Show every line in the entries below where the word "Keenan" appears.
· · · ·
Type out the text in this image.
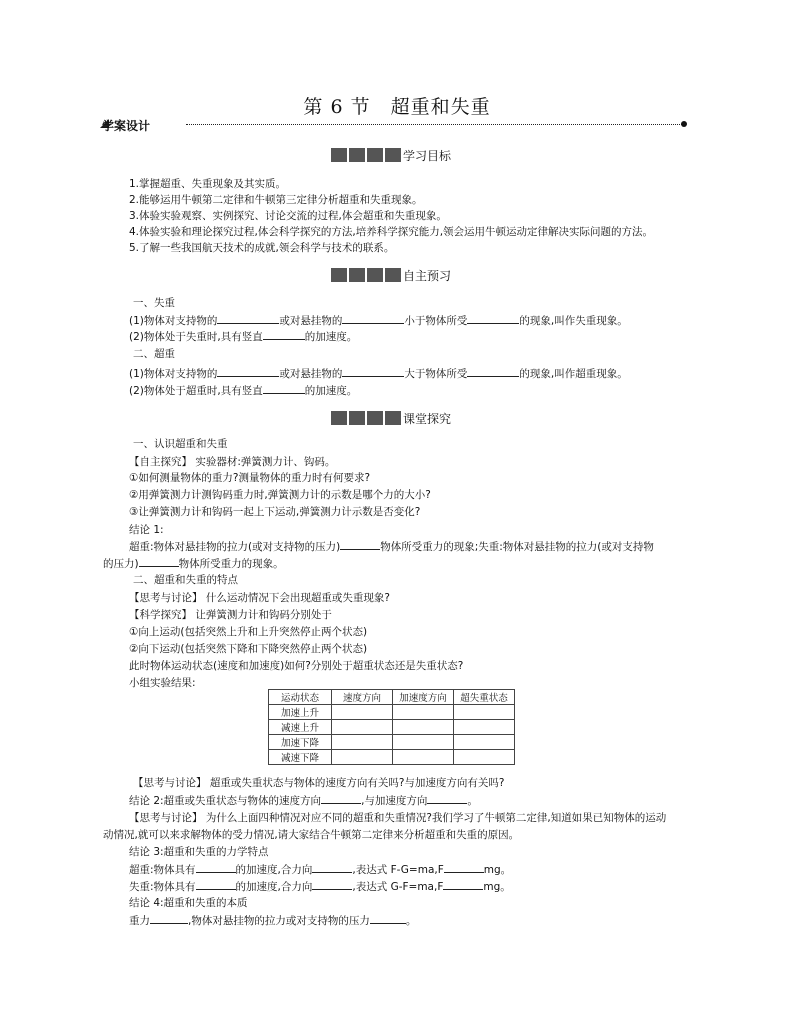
第 6 节　超重和失重
学案设计
学习目标
1.掌握超重、失重现象及其实质。
2.能够运用牛顿第二定律和牛顿第三定律分析超重和失重现象。
3.体验实验观察、实例探究、讨论交流的过程,体会超重和失重现象。
4.体验实验和理论探究过程,体会科学探究的方法,培养科学探究能力,领会运用牛顿运动定律解决实际问题的方法。
5.了解一些我国航天技术的成就,领会科学与技术的联系。
自主预习
一、失重
(1)物体对支持物的	或对悬挂物的	小于物体所受	的现象,叫作失重现象。
(2)物体处于失重时,具有竖直	的加速度。
二、超重
(1)物体对支持物的	或对悬挂物的	大于物体所受	的现象,叫作超重现象。
(2)物体处于超重时,具有竖直	的加速度。
课堂探究
一、认识超重和失重
【自主探究】 实验器材:弹簧测力计、钩码。
①如何测量物体的重力?测量物体的重力时有何要求?
②用弹簧测力计测钩码重力时,弹簧测力计的示数是哪个力的大小?
③让弹簧测力计和钩码一起上下运动,弹簧测力计示数是否变化?
结论 1:
超重:物体对悬挂物的拉力(或对支持物的压力)	物体所受重力的现象;失重:物体对悬挂物的拉力(或对支持物
的压力)	物体所受重力的现象。
二、超重和失重的特点
【思考与讨论】 什么运动情况下会出现超重或失重现象?
【科学探究】 让弹簧测力计和钩码分别处于
①向上运动(包括突然上升和上升突然停止两个状态)
②向下运动(包括突然下降和下降突然停止两个状态)
此时物体运动状态(速度和加速度)如何?分别处于超重状态还是失重状态?
小组实验结果:
运动状态	速度方向	加速度方向	超失重状态
加速上升			
减速上升			
加速下降			
减速下降			
【思考与讨论】 超重或失重状态与物体的速度方向有关吗?与加速度方向有关吗?
结论 2:超重或失重状态与物体的速度方向	,与加速度方向	。
【思考与讨论】 为什么上面四种情况对应不同的超重和失重情况?我们学习了牛顿第二定律,知道如果已知物体的运动
动情况,就可以来求解物体的受力情况,请大家结合牛顿第二定律来分析超重和失重的原因。
结论 3:超重和失重的力学特点
超重:物体具有	的加速度,合力向	,表达式 F-G=ma,F	mg。
失重:物体具有	的加速度,合力向	,表达式 G-F=ma,F	mg。
结论 4:超重和失重的本质
重力	,物体对悬挂物的拉力或对支持物的压力	。
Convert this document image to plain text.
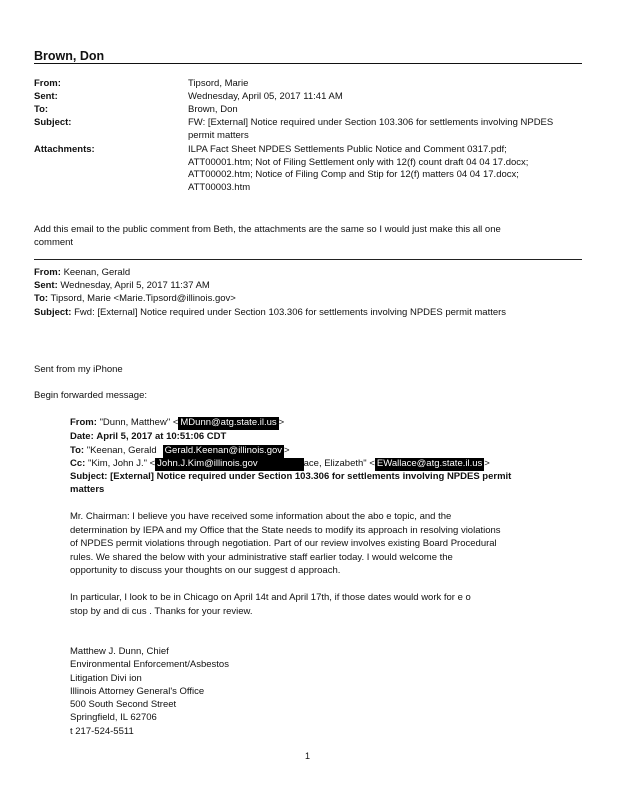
Brown, Don
From:	Tipsord, Marie
Sent:	Wednesday, April 05, 2017 11:41 AM
To:	Brown, Don
Subject:	FW: [External] Notice required under Section 103.306 for settlements involving NPDES
permit matters
Attachments:	ILPA Fact Sheet NPDES Settlements Public Notice and Comment 0317.pdf;
ATT00001.htm; Not of Filing Settlement only with 12(f) count draft 04 04 17.docx;
ATT00002.htm; Notice of Filing Comp and Stip for 12(f) matters 04 04 17.docx;
ATT00003.htm
Add this email to the public comment from Beth, the attachments are the same so I would just make this all one
comment
From: Keenan, Gerald
Sent: Wednesday, April 5, 2017 11:37 AM
To: Tipsord, Marie <Marie.Tipsord@illinois.gov>
Subject: Fwd: [External] Notice required under Section 103.306 for settlements involving NPDES permit matters
Sent from my iPhone
Begin forwarded message:
From: "Dunn, Matthew" < MDunn@atg.state.il.us >
Date: April 5, 2017 at 10:51:06 CDT
To: "Keenan, Gerald Gerald.Keenan@illinois.gov >
Cc: "Kim, John J." < John.J.Kim@illinois.gov	ace, Elizabeth" < EWallace@atg.state.il.us >
Subject: [External] Notice required under Section 103.306 for settlements involving NPDES permit
matters
Mr. Chairman: I believe you have received some information about the abo e topic, and the
determination by IEPA and my Office that the State needs to modify its approach in resolving violations
of NPDES permit violations through negotiation. Part of our review involves existing Board Procedural
rules. We shared the below with your administrative staff earlier today. I would welcome the
opportunity to discuss your thoughts on our suggest d approach.
In particular, I look to be in Chicago on April 14t and April 17th, if those dates would work for e o
stop by and di cus . Thanks for your review.
Matthew J. Dunn, Chief
Environmental Enforcement/Asbestos
Litigation Divi ion
Illinois Attorney General's Office
500 South Second Street
Springfield, IL 62706
t 217-524-5511
1
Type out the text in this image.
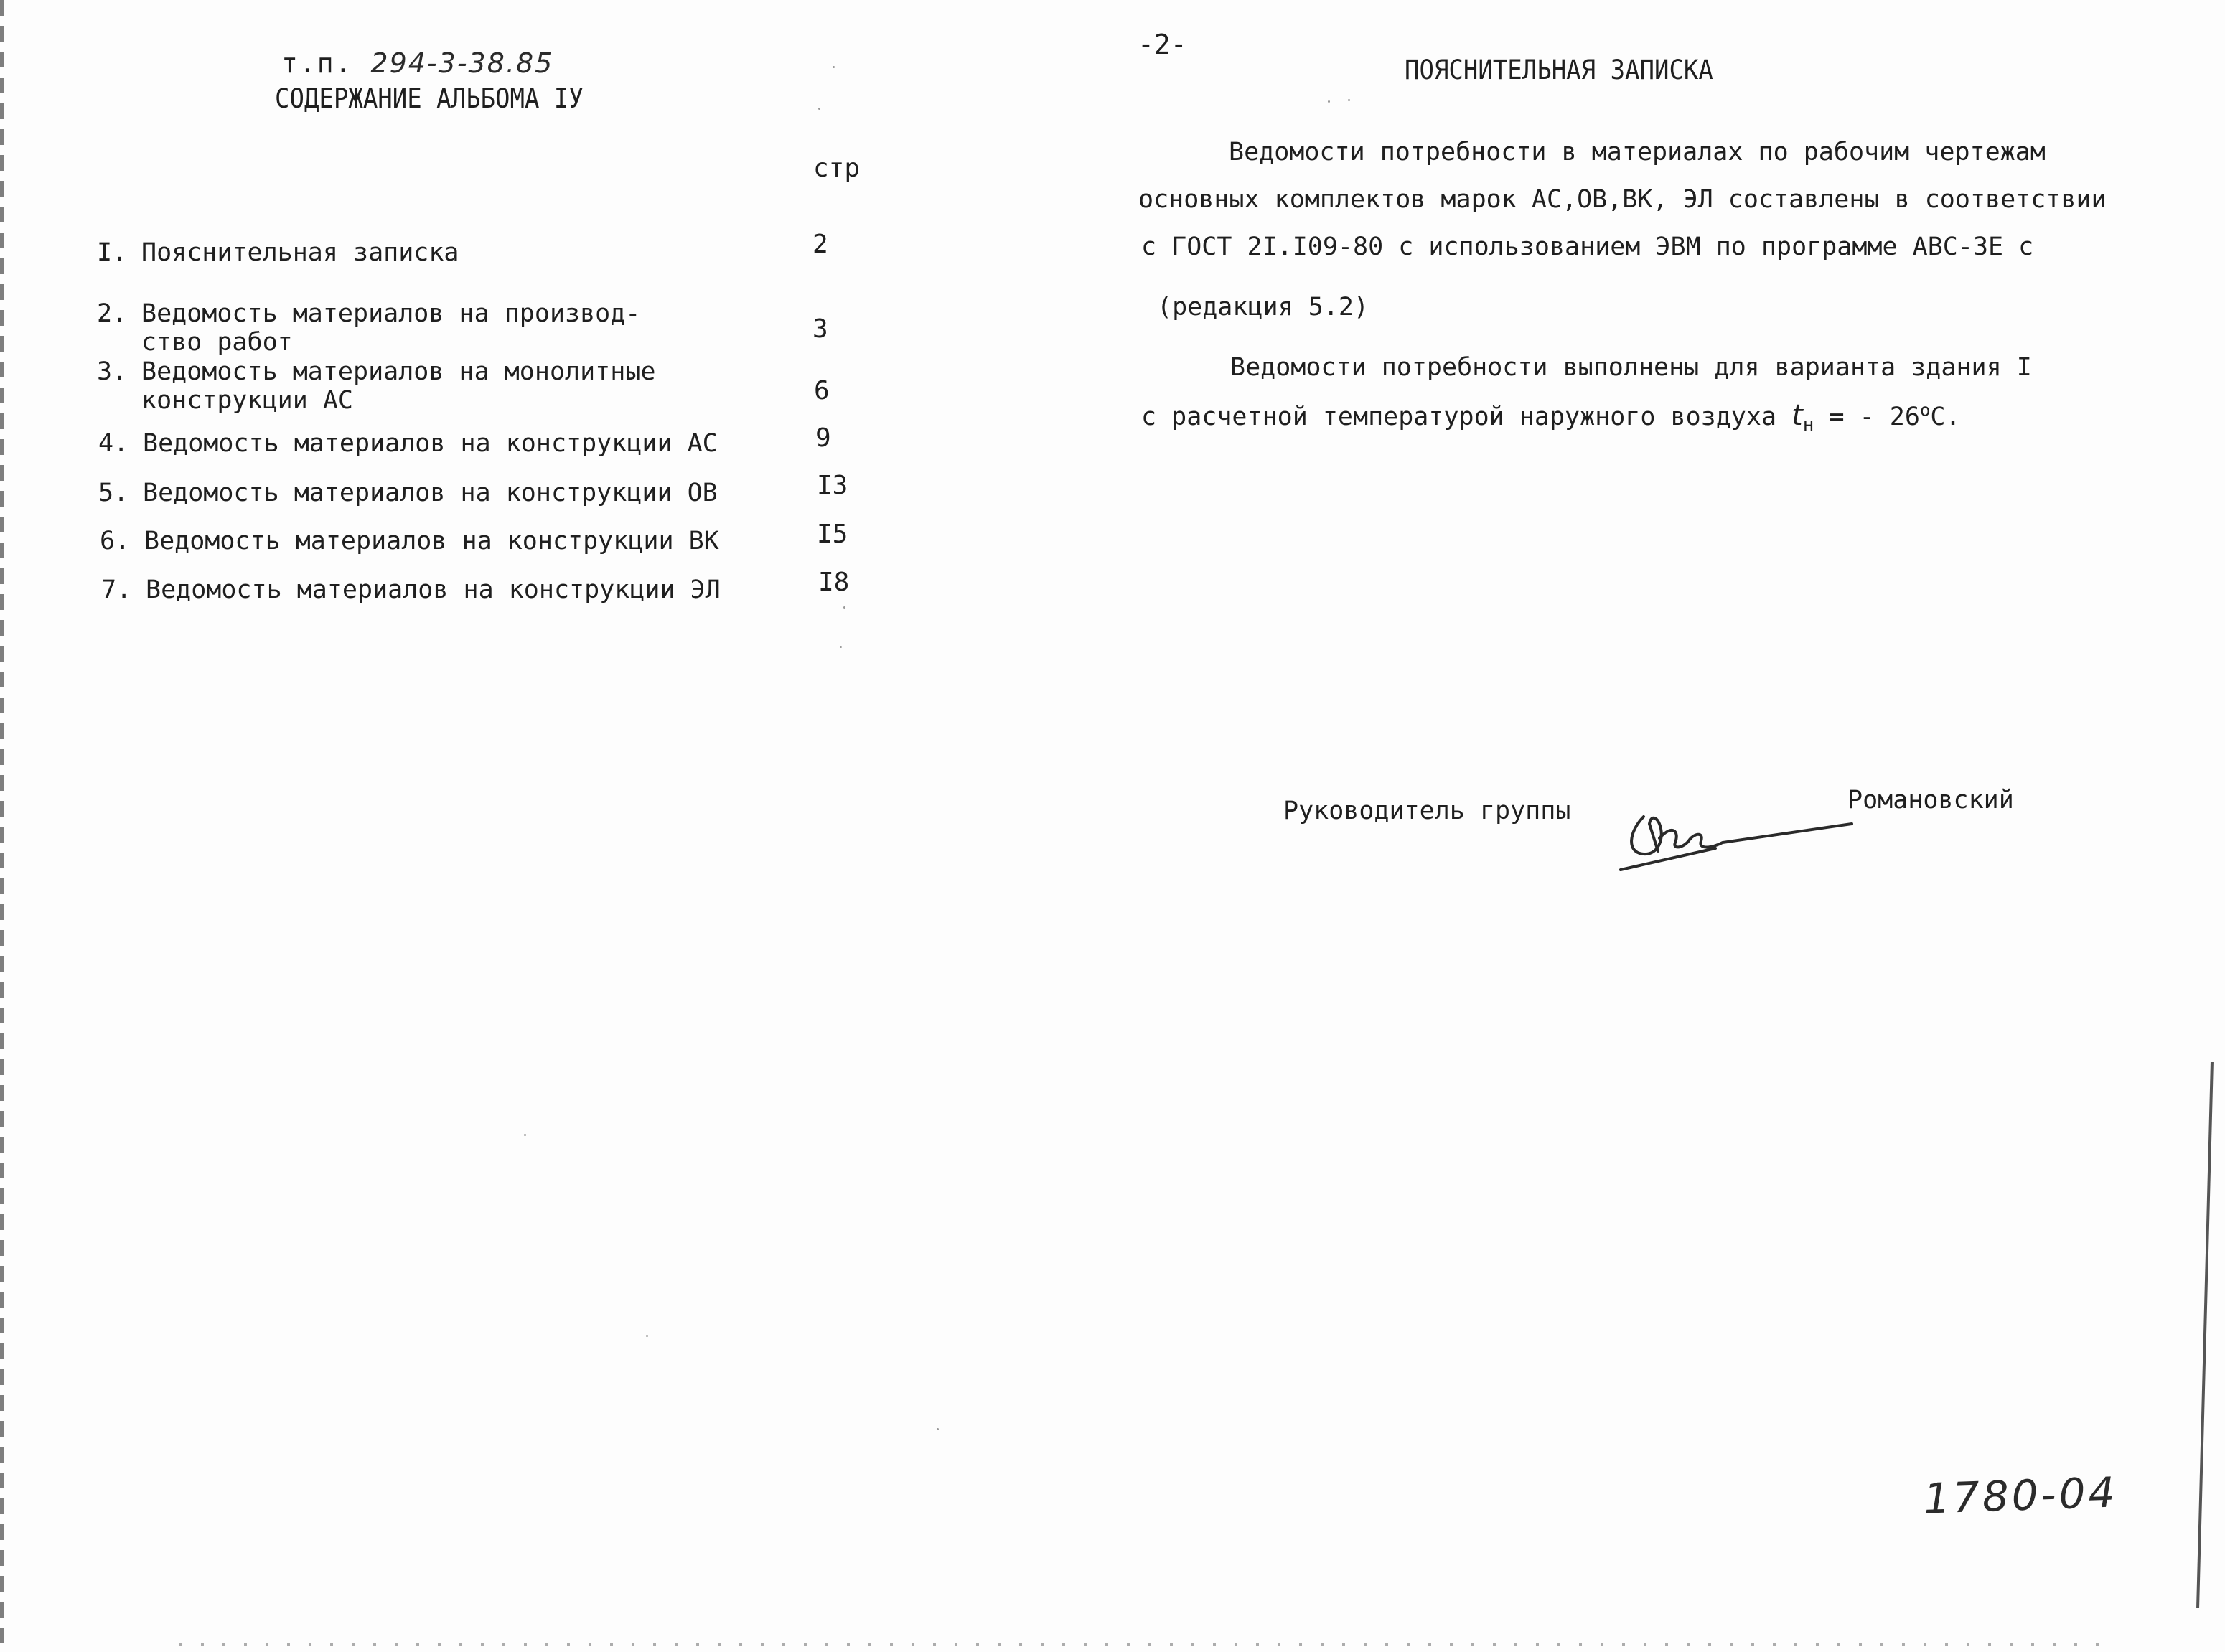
т.п. 294-3-38.85
СОДЕРЖАНИЕ АЛЬБОМА IУ
стр
I. Пояснительная записка	2
2. Ведомость материалов на производ-
ство работ	3
3. Ведомость материалов на монолитные
конструкции АС	6
4. Ведомость материалов на конструкции АС	9
5. Ведомость материалов на конструкции ОВ	I3
6. Ведомость материалов на конструкции ВК	I5
7. Ведомость материалов на конструкции ЭЛ	I8
-2-
ПОЯСНИТЕЛЬНАЯ ЗАПИСКА
Ведомости потребности в материалах по рабочим чертежам
основных комплектов марок АС,ОВ,ВК, ЭЛ составлены в соответствии
с ГОСТ 2I.I09-80 с использованием ЭВМ по программе АВС-3Е с
(редакция 5.2)
Ведомости потребности выполнены для варианта здания I
с расчетной температурой наружного воздуха $t_н$ = - $26^оС$.
Руководитель группы	Романовский
1780-04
· · · ·
Task output:
From: Keenan, Gerald
To: "Keenan, Gerald Gerald.Keenan@illinois.gov >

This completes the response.